Within the records below, find each line that holds the string "label", then copy it.

Dataset records:

────────────────

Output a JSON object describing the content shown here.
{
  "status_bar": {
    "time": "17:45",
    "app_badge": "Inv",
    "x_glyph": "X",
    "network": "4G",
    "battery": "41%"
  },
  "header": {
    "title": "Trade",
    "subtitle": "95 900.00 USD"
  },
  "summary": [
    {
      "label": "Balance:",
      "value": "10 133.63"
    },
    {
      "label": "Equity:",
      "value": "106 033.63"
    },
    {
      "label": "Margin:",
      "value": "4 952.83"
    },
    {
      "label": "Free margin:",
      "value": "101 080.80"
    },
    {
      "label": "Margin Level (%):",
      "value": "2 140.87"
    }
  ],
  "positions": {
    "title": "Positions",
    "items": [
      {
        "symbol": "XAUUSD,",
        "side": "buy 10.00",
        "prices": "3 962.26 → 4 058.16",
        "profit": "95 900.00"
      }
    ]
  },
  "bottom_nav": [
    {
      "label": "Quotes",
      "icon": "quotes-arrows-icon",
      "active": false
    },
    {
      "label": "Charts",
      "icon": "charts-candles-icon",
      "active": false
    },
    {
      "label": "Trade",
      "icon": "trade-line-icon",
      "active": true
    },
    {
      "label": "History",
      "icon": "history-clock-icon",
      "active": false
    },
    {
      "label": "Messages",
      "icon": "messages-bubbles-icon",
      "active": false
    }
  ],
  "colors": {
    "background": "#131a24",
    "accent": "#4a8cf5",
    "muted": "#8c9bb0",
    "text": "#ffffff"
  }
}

────────────────

▶ **Response**:
      "label": "Balance:",
      "label": "Equity:",
      "label": "Margin:",
      "label": "Free margin:",
      "label": "Margin Level (%):",
      "label": "Quotes",
      "label": "Charts",
      "label": "Trade",
      "label": "History",
      "label": "Messages",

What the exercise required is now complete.